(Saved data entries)
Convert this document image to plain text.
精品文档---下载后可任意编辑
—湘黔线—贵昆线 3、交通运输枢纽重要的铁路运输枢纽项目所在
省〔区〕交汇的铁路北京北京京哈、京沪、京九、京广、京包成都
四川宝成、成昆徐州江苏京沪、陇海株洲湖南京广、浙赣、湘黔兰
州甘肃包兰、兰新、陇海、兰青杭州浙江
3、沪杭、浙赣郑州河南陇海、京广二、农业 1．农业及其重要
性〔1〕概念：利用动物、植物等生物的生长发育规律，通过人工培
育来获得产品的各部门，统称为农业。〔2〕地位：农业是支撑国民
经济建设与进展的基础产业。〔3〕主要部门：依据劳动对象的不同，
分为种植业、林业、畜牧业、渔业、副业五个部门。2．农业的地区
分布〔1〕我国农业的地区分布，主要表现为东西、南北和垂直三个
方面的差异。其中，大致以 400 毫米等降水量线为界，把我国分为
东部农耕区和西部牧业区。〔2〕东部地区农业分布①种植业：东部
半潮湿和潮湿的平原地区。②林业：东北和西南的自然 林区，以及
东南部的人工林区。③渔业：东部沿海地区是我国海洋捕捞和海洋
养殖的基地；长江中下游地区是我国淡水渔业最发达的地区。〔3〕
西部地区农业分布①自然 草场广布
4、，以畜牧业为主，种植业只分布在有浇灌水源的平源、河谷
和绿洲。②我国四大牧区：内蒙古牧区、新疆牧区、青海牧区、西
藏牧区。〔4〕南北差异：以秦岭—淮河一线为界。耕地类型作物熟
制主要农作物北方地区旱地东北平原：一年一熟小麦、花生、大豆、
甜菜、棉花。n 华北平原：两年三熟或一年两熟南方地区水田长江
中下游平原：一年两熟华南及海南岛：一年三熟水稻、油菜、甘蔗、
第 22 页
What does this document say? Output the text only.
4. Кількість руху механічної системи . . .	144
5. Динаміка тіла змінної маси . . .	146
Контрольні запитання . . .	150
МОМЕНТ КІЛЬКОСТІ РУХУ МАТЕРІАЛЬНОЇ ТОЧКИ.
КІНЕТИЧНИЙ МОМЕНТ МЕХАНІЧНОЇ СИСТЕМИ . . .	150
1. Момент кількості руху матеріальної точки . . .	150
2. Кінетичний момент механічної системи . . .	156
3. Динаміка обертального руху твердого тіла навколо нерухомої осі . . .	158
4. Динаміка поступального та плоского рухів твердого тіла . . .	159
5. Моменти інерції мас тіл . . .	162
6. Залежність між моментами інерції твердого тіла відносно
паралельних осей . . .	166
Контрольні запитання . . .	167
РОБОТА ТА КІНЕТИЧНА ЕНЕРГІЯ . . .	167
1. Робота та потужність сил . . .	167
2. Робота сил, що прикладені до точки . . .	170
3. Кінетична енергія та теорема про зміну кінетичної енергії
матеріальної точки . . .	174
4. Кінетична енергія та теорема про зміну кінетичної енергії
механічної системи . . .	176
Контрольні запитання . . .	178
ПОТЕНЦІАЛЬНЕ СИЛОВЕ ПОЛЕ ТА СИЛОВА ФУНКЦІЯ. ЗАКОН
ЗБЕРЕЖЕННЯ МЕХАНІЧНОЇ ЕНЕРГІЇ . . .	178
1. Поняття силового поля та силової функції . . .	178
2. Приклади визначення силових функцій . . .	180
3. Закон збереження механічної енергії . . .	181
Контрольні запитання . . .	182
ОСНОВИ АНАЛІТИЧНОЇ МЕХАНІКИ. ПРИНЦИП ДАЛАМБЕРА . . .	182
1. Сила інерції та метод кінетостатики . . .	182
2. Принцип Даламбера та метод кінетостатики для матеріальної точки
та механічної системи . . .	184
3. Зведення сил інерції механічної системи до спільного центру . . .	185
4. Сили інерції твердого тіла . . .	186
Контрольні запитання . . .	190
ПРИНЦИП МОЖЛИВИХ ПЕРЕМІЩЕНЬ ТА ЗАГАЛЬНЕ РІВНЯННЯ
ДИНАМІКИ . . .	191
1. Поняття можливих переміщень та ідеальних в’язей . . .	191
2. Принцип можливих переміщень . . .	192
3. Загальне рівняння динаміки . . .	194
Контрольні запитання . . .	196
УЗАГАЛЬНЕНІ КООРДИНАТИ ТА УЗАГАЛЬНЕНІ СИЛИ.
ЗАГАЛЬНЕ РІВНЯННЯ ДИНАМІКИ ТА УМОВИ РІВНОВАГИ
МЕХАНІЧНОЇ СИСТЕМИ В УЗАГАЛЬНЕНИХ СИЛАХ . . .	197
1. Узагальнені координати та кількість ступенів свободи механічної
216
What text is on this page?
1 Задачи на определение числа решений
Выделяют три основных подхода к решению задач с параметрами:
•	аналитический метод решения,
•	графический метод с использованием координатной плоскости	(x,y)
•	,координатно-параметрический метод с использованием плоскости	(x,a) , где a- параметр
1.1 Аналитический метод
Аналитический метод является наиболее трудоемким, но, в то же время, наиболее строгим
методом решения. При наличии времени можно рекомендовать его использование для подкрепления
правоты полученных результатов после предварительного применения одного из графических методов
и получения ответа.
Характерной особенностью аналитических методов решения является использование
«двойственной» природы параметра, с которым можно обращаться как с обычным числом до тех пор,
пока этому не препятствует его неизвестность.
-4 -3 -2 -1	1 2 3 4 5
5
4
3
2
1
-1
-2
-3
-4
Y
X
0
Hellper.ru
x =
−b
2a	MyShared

● **GOAL**: Pull out the lines above in which the word "Динаміка" appears.

● **TASK RESPONSE**:
5. Динаміка тіла змінної маси . . .	146
3. Динаміка обертального руху твердого тіла навколо нерухомої осі . . .	158
4. Динаміка поступального та плоского рухів твердого тіла . . .	159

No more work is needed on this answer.